#### [Given instruction]
The entire listing is to be repeated verbatim.
[BEGIN Provided data]
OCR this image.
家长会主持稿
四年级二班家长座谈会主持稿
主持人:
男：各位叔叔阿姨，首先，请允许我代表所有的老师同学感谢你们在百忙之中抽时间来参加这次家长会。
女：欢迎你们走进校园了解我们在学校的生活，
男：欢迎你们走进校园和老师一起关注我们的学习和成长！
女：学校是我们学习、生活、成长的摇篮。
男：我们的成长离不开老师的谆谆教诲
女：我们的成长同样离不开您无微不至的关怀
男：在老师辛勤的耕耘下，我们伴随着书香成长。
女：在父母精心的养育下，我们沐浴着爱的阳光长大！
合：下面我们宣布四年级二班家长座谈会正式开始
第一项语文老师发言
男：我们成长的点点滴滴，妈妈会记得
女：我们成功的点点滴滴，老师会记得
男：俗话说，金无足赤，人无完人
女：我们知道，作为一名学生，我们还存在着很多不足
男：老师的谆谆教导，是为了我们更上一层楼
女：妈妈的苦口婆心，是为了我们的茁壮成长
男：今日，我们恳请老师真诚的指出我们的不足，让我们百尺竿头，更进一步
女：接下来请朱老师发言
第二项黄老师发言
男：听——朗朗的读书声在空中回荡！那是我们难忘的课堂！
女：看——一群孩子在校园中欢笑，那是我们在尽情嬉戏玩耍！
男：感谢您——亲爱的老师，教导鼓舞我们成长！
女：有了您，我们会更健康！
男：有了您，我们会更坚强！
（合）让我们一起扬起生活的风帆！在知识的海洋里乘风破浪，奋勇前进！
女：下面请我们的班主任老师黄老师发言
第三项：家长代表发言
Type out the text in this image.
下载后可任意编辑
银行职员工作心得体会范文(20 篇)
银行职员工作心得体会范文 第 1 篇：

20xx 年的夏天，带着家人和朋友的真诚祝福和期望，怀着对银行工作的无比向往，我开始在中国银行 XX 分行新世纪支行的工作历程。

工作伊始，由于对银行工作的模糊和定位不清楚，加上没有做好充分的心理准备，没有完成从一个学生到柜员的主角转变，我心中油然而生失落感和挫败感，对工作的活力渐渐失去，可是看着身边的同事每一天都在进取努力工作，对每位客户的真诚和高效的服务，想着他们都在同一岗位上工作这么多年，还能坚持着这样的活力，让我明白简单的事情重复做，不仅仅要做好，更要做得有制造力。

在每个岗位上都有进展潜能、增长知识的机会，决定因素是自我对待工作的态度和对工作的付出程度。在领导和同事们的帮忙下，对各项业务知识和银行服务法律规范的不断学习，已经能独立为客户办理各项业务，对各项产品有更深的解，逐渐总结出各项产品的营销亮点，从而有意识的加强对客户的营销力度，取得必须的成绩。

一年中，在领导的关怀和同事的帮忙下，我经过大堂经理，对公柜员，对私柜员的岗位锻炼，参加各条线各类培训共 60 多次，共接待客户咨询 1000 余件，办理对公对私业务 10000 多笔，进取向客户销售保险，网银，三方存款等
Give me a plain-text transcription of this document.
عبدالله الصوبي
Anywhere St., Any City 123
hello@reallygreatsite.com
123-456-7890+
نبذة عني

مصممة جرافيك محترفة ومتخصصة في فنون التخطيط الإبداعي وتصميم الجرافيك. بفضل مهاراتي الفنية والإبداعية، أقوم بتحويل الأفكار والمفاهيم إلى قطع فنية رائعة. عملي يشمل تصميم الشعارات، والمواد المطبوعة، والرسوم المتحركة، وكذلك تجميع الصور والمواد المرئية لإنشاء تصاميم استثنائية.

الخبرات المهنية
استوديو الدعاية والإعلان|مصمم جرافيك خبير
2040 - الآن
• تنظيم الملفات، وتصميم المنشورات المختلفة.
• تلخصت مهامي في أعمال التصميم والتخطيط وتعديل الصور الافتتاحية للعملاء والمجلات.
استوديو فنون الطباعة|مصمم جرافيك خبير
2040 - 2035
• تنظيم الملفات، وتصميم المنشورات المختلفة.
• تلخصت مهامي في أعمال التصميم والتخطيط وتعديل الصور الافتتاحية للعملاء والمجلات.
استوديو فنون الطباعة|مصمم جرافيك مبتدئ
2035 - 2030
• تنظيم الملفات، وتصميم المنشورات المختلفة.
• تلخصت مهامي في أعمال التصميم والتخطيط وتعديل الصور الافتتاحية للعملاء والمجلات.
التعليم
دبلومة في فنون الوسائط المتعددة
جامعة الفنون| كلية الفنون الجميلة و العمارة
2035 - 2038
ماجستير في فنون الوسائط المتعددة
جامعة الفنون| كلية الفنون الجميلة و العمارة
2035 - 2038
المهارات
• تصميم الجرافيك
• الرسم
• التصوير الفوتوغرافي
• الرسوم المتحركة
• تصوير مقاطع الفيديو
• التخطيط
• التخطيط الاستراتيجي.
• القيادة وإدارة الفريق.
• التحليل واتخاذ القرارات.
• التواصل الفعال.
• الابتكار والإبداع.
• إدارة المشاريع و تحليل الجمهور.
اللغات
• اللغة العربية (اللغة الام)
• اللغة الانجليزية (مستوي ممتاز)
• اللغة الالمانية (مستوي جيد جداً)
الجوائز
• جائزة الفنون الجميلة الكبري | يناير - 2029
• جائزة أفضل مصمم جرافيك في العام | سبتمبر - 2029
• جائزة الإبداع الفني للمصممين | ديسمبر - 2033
[END Provided data]
#### [Exercise result]
OCR this image.
家长会主持稿
四年级二班家长座谈会主持稿
主持人:
男：各位叔叔阿姨，首先，请允许我代表所有的老师同学感谢你们在百忙之中抽时间来参加这次家长会。
女：欢迎你们走进校园了解我们在学校的生活，
男：欢迎你们走进校园和老师一起关注我们的学习和成长！
女：学校是我们学习、生活、成长的摇篮。
男：我们的成长离不开老师的谆谆教诲
女：我们的成长同样离不开您无微不至的关怀
男：在老师辛勤的耕耘下，我们伴随着书香成长。
女：在父母精心的养育下，我们沐浴着爱的阳光长大！
合：下面我们宣布四年级二班家长座谈会正式开始
第一项语文老师发言
男：我们成长的点点滴滴，妈妈会记得
女：我们成功的点点滴滴，老师会记得
男：俗话说，金无足赤，人无完人
女：我们知道，作为一名学生，我们还存在着很多不足
男：老师的谆谆教导，是为了我们更上一层楼
女：妈妈的苦口婆心，是为了我们的茁壮成长
男：今日，我们恳请老师真诚的指出我们的不足，让我们百尺竿头，更进一步
女：接下来请朱老师发言
第二项黄老师发言
男：听——朗朗的读书声在空中回荡！那是我们难忘的课堂！
女：看——一群孩子在校园中欢笑，那是我们在尽情嬉戏玩耍！
男：感谢您——亲爱的老师，教导鼓舞我们成长！
女：有了您，我们会更健康！
男：有了您，我们会更坚强！
（合）让我们一起扬起生活的风帆！在知识的海洋里乘风破浪，奋勇前进！
女：下面请我们的班主任老师黄老师发言
第三项：家长代表发言
Type out the text in this image.
下载后可任意编辑
银行职员工作心得体会范文(20 篇)
银行职员工作心得体会范文 第 1 篇：

20xx 年的夏天，带着家人和朋友的真诚祝福和期望，怀着对银行工作的无比向往，我开始在中国银行 XX 分行新世纪支行的工作历程。

工作伊始，由于对银行工作的模糊和定位不清楚，加上没有做好充分的心理准备，没有完成从一个学生到柜员的主角转变，我心中油然而生失落感和挫败感，对工作的活力渐渐失去，可是看着身边的同事每一天都在进取努力工作，对每位客户的真诚和高效的服务，想着他们都在同一岗位上工作这么多年，还能坚持着这样的活力，让我明白简单的事情重复做，不仅仅要做好，更要做得有制造力。

在每个岗位上都有进展潜能、增长知识的机会，决定因素是自我对待工作的态度和对工作的付出程度。在领导和同事们的帮忙下，对各项业务知识和银行服务法律规范的不断学习，已经能独立为客户办理各项业务，对各项产品有更深的解，逐渐总结出各项产品的营销亮点，从而有意识的加强对客户的营销力度，取得必须的成绩。

一年中，在领导的关怀和同事的帮忙下，我经过大堂经理，对公柜员，对私柜员的岗位锻炼，参加各条线各类培训共 60 多次，共接待客户咨询 1000 余件，办理对公对私业务 10000 多笔，进取向客户销售保险，网银，三方存款等
Give me a plain-text transcription of this document.
عبدالله الصوبي
Anywhere St., Any City 123
hello@reallygreatsite.com
123-456-7890+
نبذة عني

مصممة جرافيك محترفة ومتخصصة في فنون التخطيط الإبداعي وتصميم الجرافيك. بفضل مهاراتي الفنية والإبداعية، أقوم بتحويل الأفكار والمفاهيم إلى قطع فنية رائعة. عملي يشمل تصميم الشعارات، والمواد المطبوعة، والرسوم المتحركة، وكذلك تجميع الصور والمواد المرئية لإنشاء تصاميم استثنائية.

الخبرات المهنية
استوديو الدعاية والإعلان|مصمم جرافيك خبير
2040 - الآن
• تنظيم الملفات، وتصميم المنشورات المختلفة.
• تلخصت مهامي في أعمال التصميم والتخطيط وتعديل الصور الافتتاحية للعملاء والمجلات.
استوديو فنون الطباعة|مصمم جرافيك خبير
2040 - 2035
• تنظيم الملفات، وتصميم المنشورات المختلفة.
• تلخصت مهامي في أعمال التصميم والتخطيط وتعديل الصور الافتتاحية للعملاء والمجلات.
استوديو فنون الطباعة|مصمم جرافيك مبتدئ
2035 - 2030
• تنظيم الملفات، وتصميم المنشورات المختلفة.
• تلخصت مهامي في أعمال التصميم والتخطيط وتعديل الصور الافتتاحية للعملاء والمجلات.
التعليم
دبلومة في فنون الوسائط المتعددة
جامعة الفنون| كلية الفنون الجميلة و العمارة
2035 - 2038
ماجستير في فنون الوسائط المتعددة
جامعة الفنون| كلية الفنون الجميلة و العمارة
2035 - 2038
المهارات
• تصميم الجرافيك
• الرسم
• التصوير الفوتوغرافي
• الرسوم المتحركة
• تصوير مقاطع الفيديو
• التخطيط
• التخطيط الاستراتيجي.
• القيادة وإدارة الفريق.
• التحليل واتخاذ القرارات.
• التواصل الفعال.
• الابتكار والإبداع.
• إدارة المشاريع و تحليل الجمهور.
اللغات
• اللغة العربية (اللغة الام)
• اللغة الانجليزية (مستوي ممتاز)
• اللغة الالمانية (مستوي جيد جداً)
الجوائز
• جائزة الفنون الجميلة الكبري | يناير - 2029
• جائزة أفضل مصمم جرافيك في العام | سبتمبر - 2029
• جائزة الإبداع الفني للمصممين | ديسمبر - 2033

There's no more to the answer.